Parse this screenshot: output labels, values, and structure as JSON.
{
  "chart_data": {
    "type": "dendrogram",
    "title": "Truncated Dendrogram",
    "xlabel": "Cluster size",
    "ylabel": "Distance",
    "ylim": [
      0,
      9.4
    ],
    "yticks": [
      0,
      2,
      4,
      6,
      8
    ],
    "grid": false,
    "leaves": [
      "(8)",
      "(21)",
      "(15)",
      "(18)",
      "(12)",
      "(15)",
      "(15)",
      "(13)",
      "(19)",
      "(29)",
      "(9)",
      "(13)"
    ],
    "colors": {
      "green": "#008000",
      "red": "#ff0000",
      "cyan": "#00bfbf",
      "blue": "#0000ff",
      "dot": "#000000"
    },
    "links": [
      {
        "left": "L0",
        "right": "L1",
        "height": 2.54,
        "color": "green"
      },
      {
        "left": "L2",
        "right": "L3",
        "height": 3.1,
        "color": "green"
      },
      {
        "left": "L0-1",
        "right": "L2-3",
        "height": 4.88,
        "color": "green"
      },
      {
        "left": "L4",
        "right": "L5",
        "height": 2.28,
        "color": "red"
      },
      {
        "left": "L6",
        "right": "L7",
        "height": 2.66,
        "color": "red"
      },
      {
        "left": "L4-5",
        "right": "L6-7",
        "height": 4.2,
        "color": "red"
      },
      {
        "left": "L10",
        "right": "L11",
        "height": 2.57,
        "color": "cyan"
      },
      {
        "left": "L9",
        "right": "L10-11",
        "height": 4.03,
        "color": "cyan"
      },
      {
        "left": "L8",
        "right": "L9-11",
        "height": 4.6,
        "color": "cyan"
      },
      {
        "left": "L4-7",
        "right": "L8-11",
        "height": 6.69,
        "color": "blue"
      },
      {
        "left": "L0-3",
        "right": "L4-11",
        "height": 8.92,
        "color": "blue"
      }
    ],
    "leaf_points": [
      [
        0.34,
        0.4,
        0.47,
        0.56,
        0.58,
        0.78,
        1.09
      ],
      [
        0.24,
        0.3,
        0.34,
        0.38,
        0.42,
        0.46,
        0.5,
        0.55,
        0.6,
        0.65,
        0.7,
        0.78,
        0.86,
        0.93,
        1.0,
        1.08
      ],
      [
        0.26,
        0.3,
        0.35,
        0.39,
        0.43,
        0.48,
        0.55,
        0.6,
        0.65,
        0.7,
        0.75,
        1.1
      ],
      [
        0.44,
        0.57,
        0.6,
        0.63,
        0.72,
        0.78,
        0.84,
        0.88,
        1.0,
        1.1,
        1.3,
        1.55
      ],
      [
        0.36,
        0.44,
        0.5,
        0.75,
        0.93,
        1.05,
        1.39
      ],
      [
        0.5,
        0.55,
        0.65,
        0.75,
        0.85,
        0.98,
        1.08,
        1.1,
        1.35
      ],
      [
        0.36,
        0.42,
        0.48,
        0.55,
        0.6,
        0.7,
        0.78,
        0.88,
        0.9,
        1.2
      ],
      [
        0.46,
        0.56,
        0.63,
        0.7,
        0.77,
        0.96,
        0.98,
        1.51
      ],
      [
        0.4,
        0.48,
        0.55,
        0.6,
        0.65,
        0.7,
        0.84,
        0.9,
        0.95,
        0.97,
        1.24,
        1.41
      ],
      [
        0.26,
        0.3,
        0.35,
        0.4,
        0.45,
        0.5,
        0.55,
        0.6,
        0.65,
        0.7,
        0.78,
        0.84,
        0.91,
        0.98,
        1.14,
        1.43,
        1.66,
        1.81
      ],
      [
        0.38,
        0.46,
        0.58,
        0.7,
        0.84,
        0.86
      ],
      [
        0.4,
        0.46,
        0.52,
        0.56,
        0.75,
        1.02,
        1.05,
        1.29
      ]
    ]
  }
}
------------------------
Exercise details
Read the entries and pick out all lines that include the word "left".

Solution to the problem
        "left": "L0",
        "left": "L2",
        "left": "L0-1",
        "left": "L4",
        "left": "L6",
        "left": "L4-5",
        "left": "L10",
        "left": "L9",
        "left": "L8",
        "left": "L4-7",
        "left": "L0-3",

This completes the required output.